# ESTRATTO DEL TESTO
────────
Caso ‘La Palma’, la difesa: ‘Omicidio colposo e rimessa in libertà’

Yasar Ravi e Luisa Polli ridimensionano le responsabilità del 32enne accusato della morte della 22enne all’albergo La Palma di Muralto

«Che l’imputato non sia uno stinco di santo è un dato acquisito, ma questo non dimostra che sia in grado di assassinare qualcuno». Con queste parole l’avvocato Luisa Polli, per conto della difesa, ha aperto l’arringa difensiva a favore del 32enne cittadino germanico accusato per la morte della 22enne inglese nella stanza 501 dell’albergo “La Palma” di Muralto. Arringa che si è chiusa oltre tre ore dopo con la richiesta, formulata pochi minuti fa dal collega Yasar Ravi, di una condanna non per assassinio, ma per omicidio colposo, con la conseguenza che l’uomo tornerebbe immediatamente libertà: «Gli oltre due anni di carcere già sofferto – ha detto Ravi – già compensano ampiamente la sua colpa». Stando alla difesa, dunque, la morte della ragazza fu causata dall’asfissia provocata da un gioco erotico finito male, e non da uno strangolamento fine a se stesso con movente economico, così come indicato dalla pubblica accusa per giustificare una richiesta di pena di 19 anni e 6 mesi di detenzione.

«Ipotesi, intuizioni e pregiudizi in un’aula di tribunale non bastano – ha sottolineato Polli –. Ci vogliono riscontri oggettivi. Bisogna condannare l’imputato se risulta colpevole, non se si presume possa esserlo. La colpevolezza va stabilita oltre ogni ragionevole dubbio».
────────
# IL PROBLEMA
Riprendi l'articolo sull'arringa della difesa nel caso "La Palma" e proseguilo a partire dall'ultima frase riportata.
────────
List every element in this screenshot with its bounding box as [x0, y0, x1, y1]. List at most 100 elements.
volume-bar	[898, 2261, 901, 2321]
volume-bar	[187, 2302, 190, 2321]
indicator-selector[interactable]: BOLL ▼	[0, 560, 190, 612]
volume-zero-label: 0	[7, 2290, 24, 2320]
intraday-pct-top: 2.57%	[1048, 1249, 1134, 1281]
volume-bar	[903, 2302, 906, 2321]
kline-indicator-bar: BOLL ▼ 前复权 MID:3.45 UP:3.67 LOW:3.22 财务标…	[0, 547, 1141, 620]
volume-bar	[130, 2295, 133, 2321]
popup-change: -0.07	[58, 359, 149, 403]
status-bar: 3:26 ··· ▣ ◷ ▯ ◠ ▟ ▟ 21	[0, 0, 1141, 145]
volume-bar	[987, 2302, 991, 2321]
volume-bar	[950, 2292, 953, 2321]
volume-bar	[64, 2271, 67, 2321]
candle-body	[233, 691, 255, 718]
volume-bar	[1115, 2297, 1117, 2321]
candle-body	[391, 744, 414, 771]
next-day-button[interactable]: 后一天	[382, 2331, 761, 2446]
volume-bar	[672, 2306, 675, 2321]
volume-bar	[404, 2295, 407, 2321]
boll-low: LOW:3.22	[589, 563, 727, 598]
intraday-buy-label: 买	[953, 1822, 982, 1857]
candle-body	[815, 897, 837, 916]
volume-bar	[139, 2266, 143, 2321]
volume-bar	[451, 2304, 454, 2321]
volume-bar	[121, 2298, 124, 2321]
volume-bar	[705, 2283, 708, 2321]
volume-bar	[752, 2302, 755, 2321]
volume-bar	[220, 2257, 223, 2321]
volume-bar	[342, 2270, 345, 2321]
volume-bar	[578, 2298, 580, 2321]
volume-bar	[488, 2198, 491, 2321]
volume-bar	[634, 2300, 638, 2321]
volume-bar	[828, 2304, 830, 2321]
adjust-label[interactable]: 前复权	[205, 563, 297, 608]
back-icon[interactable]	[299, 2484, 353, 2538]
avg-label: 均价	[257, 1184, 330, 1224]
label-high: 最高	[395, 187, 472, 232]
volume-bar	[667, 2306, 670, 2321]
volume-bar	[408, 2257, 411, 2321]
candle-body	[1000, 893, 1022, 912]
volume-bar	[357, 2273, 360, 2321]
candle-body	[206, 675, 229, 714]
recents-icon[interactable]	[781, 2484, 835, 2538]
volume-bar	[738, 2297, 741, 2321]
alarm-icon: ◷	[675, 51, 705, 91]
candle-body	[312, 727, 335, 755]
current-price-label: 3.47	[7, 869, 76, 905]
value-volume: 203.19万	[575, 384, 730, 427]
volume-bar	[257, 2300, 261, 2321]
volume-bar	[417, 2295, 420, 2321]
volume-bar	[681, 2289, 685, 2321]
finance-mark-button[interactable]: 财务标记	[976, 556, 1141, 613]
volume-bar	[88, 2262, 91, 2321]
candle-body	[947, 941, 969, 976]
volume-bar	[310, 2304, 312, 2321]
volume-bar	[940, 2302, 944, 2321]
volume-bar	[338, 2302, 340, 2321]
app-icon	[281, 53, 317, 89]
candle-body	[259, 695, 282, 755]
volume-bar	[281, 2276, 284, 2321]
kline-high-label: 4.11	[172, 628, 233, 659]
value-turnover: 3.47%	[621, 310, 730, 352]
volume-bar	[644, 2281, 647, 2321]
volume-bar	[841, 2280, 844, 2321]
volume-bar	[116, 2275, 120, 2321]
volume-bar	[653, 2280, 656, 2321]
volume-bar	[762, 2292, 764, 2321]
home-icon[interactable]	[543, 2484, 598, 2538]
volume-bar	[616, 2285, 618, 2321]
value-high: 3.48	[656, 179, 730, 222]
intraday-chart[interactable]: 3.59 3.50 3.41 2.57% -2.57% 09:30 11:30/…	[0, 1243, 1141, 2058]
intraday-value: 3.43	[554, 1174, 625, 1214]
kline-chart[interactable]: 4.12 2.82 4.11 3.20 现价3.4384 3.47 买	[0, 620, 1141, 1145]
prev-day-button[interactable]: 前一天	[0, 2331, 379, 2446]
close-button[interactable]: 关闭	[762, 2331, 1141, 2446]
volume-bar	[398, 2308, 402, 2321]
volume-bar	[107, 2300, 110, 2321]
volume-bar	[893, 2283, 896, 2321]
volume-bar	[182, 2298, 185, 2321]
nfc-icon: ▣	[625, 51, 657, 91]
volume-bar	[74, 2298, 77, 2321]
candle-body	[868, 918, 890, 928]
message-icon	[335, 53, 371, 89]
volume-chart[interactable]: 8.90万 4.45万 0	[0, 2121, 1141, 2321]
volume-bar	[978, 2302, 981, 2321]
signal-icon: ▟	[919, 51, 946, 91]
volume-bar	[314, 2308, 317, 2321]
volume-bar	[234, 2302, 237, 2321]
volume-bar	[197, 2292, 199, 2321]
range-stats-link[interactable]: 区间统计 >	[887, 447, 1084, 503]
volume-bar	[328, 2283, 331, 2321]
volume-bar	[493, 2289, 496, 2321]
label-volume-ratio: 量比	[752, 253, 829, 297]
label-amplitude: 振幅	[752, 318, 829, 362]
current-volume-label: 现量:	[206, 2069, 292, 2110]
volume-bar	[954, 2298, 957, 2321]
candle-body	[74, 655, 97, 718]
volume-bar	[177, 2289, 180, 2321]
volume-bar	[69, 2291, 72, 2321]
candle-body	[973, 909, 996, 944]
────────
# AREA DI RISPOSTA
Polli ha ripercorso la storia d’amore fra imputato e vittima, sbocciata per caso in Thailandia fra fine gennaio e inizio febbraio 2019, durata due mesi in vacanza «frequentandosi 24 ore su 24 per due mesi» e proseguita fino al fatidico soggiorno a Muralto, terminato in dramma nella notte del 9 aprile. La difesa ha smentito il movente finanziario e chiesto alla Corte di riconoscere che la vittima era solita praticare del sesso estremo già prima di conoscere l’imputato, il che rende appunto credibile la tesi del gioco erotico «sostenuta fin dal primo momento dell’imputato».

In arringa è poi subentrato Yasar Ravi, che ha ripercorso i fatti dal rientro in camera della coppia verso le 2.30 del mattino, fino agli allarmi e al rinvenimento del cadavere, avvenuto circa 4 ore dopo. «Entrambi erano ubriachi, specialmente lui. Basti dire che alle 6 gli era stato riscontrato un tasso alcolemico variante fra l’1.06 e l’1.75 per mille. Quanto al presunto litigio, fu niente più di una banale discussione, un battibecco motivato dal fatto che lei voleva rimanere in giro, mentre lui no. Lei parlava di più e a voce alta, lui a voce bassa, quasi piagnucolando. Si è detto poi che la camera fu trovata in estremo disordine: innanzitutto ordine e disordine sono soggettivi, e comunque va ricordato che la coppia viaggiava con ben 6 valigie e si era trasferita nella camera 501 solo il pomeriggio precedente».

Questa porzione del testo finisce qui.